[BEGIN Material provided]

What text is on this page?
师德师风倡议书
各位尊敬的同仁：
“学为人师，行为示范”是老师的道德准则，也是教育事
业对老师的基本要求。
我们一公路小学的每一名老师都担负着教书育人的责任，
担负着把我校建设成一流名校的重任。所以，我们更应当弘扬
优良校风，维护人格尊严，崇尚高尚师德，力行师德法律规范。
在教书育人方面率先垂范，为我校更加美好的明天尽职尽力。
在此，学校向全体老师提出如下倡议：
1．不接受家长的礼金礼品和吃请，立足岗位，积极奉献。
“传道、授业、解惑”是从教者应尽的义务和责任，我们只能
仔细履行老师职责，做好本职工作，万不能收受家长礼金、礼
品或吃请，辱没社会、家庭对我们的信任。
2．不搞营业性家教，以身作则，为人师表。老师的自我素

[END Material provided]
[BEGIN Material provided]

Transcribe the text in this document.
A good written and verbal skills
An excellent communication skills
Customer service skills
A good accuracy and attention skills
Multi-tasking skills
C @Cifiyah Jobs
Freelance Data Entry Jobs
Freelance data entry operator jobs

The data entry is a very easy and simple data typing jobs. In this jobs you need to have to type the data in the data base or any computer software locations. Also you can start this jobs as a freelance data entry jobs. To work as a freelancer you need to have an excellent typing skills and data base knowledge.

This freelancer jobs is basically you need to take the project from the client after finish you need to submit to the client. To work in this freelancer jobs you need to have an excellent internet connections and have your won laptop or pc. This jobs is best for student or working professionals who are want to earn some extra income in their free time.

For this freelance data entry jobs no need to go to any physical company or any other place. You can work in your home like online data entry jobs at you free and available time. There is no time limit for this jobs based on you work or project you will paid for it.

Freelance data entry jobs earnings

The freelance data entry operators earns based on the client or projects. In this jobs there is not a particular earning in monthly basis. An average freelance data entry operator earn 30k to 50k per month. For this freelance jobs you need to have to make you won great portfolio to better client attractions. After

[END Material provided]
[BEGIN Material provided]

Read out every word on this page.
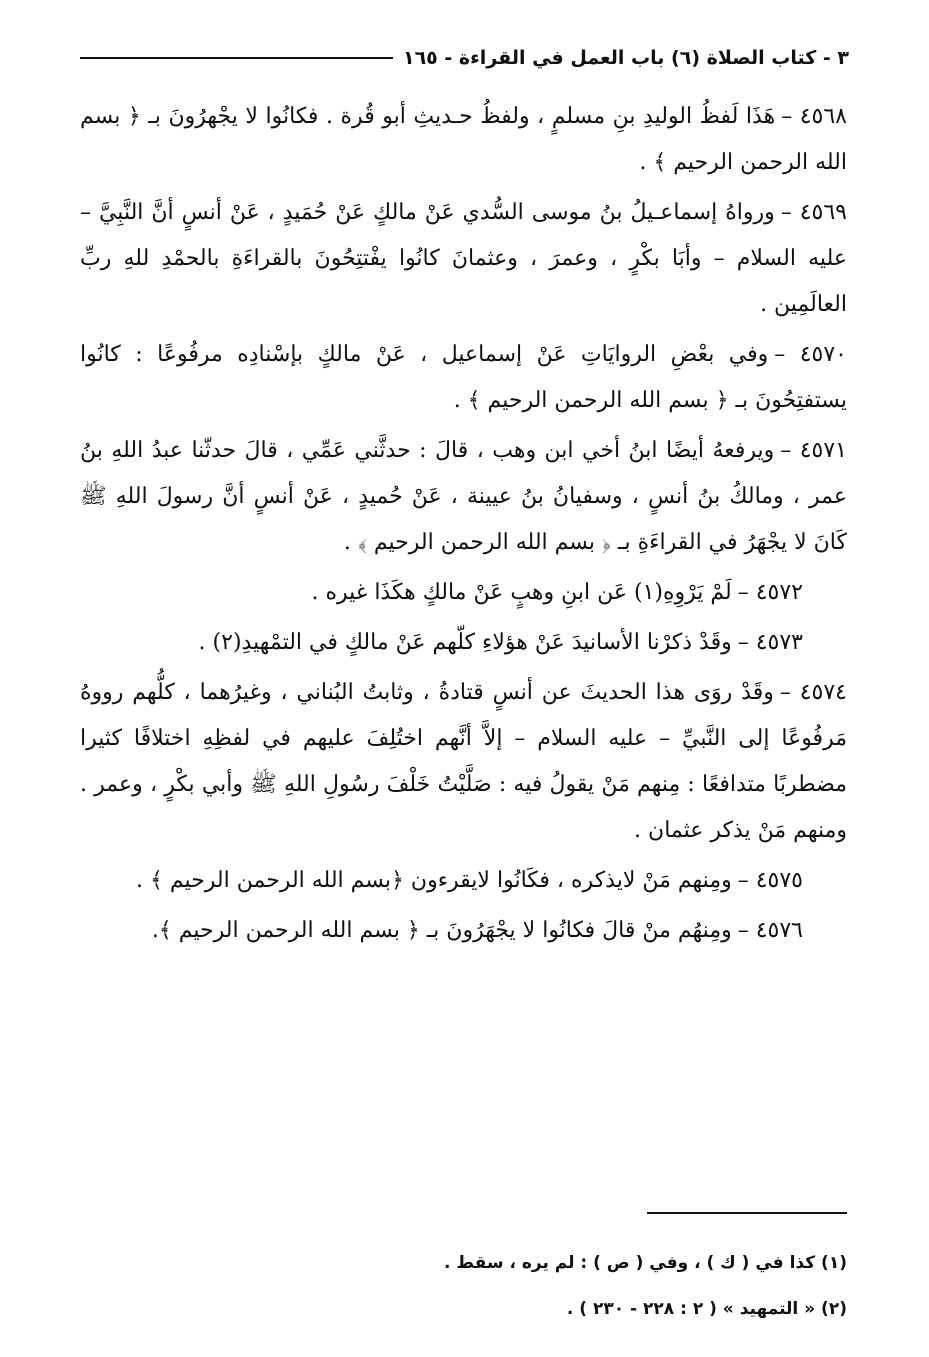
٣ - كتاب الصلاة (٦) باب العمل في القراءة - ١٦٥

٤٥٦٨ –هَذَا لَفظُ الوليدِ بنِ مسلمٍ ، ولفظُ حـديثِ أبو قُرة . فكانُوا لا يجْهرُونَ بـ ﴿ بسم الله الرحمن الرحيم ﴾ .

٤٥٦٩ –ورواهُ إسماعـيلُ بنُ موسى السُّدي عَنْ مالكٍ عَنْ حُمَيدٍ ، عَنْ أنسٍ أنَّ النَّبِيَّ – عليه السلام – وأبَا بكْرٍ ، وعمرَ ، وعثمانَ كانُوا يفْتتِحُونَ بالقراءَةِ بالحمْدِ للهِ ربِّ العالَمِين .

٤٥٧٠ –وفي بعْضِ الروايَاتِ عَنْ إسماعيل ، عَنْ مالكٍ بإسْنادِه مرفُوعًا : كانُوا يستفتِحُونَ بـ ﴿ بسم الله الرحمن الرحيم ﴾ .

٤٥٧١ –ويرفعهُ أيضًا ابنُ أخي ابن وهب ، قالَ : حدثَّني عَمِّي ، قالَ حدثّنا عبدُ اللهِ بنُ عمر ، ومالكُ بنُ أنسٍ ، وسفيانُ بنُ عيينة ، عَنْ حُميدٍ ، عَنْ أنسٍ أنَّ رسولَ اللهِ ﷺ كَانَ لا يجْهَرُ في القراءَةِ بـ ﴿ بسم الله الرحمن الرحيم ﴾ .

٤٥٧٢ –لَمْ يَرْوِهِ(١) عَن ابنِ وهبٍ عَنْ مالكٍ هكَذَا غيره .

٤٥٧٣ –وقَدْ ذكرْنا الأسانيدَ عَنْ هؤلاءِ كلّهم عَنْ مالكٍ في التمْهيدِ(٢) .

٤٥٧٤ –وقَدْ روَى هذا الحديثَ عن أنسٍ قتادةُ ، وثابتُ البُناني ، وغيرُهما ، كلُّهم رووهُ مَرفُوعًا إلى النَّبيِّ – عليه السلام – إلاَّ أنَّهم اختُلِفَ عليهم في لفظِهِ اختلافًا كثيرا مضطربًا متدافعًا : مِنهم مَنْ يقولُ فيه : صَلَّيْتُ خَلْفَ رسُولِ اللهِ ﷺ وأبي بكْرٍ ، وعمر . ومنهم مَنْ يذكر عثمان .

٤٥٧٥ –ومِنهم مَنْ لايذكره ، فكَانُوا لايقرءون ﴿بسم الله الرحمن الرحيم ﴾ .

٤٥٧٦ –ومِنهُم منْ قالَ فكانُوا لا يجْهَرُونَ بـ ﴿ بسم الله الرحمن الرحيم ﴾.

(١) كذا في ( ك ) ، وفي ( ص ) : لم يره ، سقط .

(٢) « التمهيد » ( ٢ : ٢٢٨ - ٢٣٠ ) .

[END Material provided]

**Aim of the exercise**:
Search the records above for "الرحيم". Copy each line where it is found.

**Solved problem**:
٤٥٦٨ –هَذَا لَفظُ الوليدِ بنِ مسلمٍ ، ولفظُ حـديثِ أبو قُرة . فكانُوا لا يجْهرُونَ بـ ﴿ بسم الله الرحمن الرحيم ﴾ .
٤٥٧٠ –وفي بعْضِ الروايَاتِ عَنْ إسماعيل ، عَنْ مالكٍ بإسْنادِه مرفُوعًا : كانُوا يستفتِحُونَ بـ ﴿ بسم الله الرحمن الرحيم ﴾ .
٤٥٧١ –ويرفعهُ أيضًا ابنُ أخي ابن وهب ، قالَ : حدثَّني عَمِّي ، قالَ حدثّنا عبدُ اللهِ بنُ عمر ، ومالكُ بنُ أنسٍ ، وسفيانُ بنُ عيينة ، عَنْ حُميدٍ ، عَنْ أنسٍ أنَّ رسولَ اللهِ ﷺ كَانَ لا يجْهَرُ في القراءَةِ بـ ﴿ بسم الله الرحمن الرحيم ﴾ .
٤٥٧٥ –ومِنهم مَنْ لايذكره ، فكَانُوا لايقرءون ﴿بسم الله الرحمن الرحيم ﴾ .
٤٥٧٦ –ومِنهُم منْ قالَ فكانُوا لا يجْهَرُونَ بـ ﴿ بسم الله الرحمن الرحيم ﴾.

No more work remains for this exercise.